→ Items from a figure collection:

_ _ _ _ _

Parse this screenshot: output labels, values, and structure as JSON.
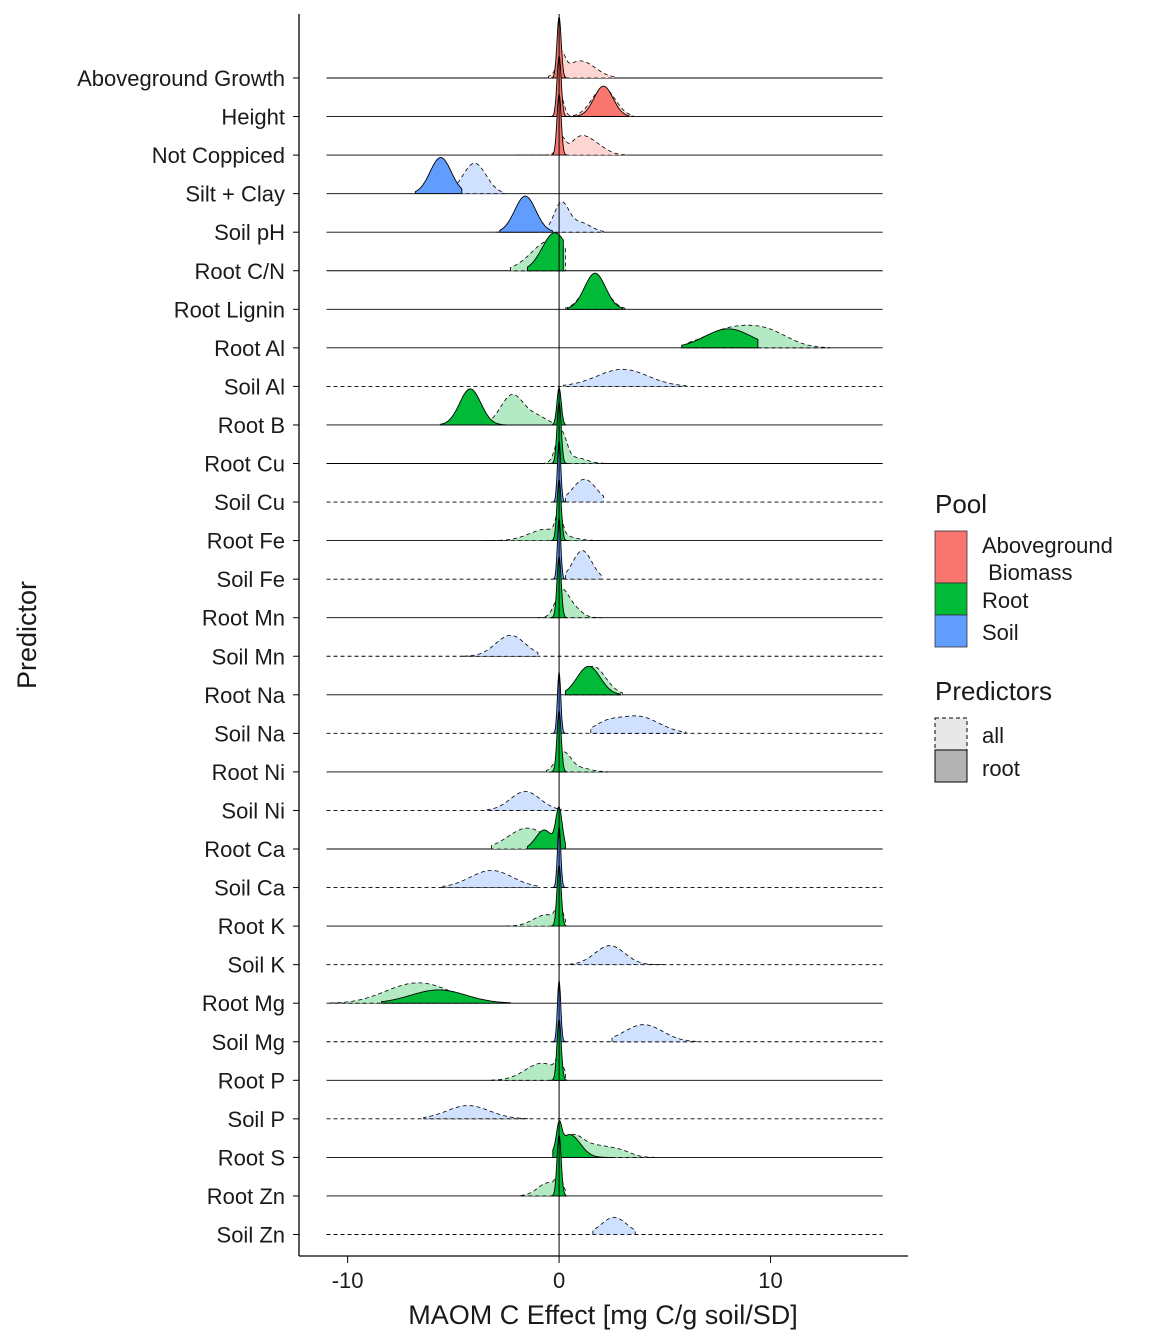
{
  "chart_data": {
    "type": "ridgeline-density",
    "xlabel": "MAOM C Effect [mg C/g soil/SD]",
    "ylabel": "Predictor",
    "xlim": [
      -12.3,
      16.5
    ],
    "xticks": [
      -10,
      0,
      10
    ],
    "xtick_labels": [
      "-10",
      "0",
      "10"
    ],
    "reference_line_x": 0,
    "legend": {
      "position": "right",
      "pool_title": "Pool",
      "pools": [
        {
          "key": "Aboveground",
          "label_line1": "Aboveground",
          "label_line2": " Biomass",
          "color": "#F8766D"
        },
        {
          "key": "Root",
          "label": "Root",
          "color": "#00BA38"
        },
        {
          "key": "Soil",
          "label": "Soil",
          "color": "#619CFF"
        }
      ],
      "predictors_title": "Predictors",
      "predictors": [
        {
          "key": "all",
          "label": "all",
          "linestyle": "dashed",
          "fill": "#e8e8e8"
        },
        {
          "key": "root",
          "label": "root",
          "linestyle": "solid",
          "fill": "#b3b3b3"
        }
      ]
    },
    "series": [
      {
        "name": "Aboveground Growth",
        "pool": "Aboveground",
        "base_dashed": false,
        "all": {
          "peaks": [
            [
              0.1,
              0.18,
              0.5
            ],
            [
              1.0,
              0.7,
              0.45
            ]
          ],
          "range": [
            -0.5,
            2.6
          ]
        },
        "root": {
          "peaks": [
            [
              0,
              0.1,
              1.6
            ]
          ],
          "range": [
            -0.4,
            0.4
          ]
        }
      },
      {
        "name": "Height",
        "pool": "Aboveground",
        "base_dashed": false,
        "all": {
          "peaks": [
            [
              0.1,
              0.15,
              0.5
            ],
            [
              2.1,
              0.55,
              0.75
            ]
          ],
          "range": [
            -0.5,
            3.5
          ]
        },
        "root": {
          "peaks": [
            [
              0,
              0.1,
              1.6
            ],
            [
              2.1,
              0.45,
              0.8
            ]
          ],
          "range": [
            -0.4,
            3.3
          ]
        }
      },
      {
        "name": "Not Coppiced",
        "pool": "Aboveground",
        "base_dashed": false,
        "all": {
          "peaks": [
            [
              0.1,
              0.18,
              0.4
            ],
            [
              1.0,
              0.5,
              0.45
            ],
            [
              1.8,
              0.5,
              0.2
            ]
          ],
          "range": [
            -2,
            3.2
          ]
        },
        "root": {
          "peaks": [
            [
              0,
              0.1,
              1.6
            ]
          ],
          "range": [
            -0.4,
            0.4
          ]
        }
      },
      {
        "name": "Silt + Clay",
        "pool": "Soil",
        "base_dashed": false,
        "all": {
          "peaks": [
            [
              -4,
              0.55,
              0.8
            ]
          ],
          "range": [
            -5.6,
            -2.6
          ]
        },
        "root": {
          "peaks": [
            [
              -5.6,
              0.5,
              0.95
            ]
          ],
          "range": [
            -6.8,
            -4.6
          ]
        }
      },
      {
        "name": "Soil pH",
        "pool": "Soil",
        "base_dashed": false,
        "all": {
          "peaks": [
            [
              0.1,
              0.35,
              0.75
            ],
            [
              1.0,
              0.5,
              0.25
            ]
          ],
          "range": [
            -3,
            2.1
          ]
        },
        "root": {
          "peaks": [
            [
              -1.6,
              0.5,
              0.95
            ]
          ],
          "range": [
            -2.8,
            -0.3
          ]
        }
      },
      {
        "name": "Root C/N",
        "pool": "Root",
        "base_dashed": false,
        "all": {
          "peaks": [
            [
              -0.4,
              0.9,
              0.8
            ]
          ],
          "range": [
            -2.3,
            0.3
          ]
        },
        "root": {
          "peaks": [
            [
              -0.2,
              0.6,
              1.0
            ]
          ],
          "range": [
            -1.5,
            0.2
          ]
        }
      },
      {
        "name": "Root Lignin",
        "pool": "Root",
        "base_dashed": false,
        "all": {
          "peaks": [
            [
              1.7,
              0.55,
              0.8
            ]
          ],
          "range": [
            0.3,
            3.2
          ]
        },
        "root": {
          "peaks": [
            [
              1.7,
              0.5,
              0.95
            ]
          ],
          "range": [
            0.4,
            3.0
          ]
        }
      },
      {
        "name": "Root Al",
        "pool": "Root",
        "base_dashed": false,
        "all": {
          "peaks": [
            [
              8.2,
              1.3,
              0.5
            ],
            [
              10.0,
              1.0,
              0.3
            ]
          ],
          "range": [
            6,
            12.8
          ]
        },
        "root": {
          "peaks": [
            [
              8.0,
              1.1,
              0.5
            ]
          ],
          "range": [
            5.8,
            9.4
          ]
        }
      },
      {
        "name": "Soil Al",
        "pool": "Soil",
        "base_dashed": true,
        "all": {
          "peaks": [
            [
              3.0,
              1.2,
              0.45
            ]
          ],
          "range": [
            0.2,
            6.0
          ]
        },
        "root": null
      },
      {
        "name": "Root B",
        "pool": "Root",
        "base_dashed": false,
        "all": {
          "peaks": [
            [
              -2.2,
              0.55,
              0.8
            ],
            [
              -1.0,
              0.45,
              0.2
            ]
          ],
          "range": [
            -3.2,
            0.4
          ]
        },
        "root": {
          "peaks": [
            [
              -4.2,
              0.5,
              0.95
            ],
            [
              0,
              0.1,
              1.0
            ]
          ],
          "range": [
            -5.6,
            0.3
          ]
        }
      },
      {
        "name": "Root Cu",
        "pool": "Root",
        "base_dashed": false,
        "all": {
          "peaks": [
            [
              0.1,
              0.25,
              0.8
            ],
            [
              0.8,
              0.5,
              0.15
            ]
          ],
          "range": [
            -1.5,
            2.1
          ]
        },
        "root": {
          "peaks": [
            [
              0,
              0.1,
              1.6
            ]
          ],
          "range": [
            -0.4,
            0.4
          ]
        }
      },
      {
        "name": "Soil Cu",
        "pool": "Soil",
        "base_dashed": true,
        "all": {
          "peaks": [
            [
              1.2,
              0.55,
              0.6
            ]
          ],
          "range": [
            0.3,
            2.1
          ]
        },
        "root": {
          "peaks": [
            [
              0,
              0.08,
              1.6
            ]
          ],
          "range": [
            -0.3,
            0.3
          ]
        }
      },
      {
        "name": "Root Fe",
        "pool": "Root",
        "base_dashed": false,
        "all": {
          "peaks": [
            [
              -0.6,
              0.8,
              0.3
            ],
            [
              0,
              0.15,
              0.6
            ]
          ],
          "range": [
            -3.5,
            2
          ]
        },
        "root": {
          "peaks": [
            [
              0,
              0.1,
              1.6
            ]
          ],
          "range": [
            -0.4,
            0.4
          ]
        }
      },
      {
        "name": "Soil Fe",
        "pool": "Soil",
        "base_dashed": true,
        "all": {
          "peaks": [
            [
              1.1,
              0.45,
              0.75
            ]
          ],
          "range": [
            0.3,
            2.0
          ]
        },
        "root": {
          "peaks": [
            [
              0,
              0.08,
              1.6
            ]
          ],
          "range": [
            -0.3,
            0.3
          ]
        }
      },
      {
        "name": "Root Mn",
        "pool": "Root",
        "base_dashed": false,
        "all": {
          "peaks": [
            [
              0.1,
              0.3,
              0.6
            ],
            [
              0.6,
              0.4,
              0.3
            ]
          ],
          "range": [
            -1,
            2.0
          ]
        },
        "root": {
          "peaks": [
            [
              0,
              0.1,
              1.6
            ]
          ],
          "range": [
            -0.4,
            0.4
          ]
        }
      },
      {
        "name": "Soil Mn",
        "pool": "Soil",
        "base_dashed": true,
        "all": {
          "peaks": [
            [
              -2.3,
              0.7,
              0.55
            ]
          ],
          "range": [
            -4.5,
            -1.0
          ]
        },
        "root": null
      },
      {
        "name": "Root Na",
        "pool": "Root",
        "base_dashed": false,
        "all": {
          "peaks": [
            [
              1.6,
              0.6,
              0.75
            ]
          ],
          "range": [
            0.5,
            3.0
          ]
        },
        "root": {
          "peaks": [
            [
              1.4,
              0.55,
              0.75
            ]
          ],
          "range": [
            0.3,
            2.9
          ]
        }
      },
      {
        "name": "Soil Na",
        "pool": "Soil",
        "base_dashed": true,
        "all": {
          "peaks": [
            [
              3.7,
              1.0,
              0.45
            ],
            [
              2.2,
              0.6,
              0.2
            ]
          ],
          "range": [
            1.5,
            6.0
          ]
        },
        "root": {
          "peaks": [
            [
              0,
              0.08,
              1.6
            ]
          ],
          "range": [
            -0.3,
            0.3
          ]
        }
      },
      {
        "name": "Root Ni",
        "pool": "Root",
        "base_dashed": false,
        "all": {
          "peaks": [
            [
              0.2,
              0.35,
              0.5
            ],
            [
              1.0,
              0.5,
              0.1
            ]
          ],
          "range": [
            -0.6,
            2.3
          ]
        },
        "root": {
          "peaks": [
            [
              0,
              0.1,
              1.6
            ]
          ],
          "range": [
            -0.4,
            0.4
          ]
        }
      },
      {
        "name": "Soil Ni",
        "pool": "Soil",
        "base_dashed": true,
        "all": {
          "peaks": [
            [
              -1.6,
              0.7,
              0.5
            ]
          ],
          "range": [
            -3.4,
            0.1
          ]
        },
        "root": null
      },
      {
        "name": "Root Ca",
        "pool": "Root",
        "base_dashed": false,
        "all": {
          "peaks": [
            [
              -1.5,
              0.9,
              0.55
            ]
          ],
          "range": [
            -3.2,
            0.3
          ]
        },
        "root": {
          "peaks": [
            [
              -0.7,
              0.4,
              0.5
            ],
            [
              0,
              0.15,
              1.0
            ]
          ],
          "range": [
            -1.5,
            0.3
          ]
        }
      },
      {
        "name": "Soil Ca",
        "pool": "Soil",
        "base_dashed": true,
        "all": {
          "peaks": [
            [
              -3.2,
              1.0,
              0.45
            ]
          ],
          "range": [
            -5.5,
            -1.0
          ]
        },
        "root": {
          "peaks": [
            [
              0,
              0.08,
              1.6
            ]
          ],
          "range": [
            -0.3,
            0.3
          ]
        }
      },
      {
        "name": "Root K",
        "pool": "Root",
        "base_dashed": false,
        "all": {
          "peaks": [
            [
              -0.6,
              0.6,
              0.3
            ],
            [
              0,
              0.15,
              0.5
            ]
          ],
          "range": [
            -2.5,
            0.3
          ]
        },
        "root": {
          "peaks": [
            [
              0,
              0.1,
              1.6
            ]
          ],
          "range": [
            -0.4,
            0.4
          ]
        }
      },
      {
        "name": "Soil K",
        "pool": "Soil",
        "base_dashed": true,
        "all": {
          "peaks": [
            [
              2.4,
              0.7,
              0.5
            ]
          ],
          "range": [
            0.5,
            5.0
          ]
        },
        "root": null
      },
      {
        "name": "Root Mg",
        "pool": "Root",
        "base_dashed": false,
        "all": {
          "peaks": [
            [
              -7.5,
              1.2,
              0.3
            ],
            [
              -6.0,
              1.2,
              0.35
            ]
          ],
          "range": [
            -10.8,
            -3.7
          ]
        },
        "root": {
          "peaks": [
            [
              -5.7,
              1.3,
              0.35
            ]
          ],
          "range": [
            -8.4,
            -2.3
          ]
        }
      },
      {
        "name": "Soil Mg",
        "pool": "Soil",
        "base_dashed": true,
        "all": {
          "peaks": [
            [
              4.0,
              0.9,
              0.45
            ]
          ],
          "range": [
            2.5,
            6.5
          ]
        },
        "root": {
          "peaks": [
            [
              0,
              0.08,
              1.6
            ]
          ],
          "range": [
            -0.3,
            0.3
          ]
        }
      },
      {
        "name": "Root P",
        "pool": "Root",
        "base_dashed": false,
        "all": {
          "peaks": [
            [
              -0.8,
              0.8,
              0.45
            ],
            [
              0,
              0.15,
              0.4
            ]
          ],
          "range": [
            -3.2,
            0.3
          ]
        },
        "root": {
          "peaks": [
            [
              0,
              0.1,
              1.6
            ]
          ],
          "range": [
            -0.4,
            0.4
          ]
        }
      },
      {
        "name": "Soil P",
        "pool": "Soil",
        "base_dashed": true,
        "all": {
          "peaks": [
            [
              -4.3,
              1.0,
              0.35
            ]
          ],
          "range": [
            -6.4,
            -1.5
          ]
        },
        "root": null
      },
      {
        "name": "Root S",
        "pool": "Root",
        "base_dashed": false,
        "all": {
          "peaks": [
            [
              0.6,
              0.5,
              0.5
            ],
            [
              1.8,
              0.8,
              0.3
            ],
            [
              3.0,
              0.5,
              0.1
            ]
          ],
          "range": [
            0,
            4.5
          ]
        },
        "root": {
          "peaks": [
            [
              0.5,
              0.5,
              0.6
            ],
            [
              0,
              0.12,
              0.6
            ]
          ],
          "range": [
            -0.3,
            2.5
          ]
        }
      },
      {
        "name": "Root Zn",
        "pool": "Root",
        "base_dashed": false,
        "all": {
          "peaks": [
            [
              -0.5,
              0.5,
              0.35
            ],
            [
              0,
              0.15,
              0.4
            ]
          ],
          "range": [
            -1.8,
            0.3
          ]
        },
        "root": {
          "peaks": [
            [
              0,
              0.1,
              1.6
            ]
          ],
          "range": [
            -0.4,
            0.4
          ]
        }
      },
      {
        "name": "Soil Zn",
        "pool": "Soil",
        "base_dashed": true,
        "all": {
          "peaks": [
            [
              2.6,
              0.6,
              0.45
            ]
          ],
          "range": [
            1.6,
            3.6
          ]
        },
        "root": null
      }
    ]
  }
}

_ _ _ _ _

→ EXERCISE DETAILS: Using the material above, copy every line in which the string "color" occurs.

→ WRITTEN SOLUTION:
          "color": "#F8766D"
          "color": "#00BA38"
          "color": "#619CFF"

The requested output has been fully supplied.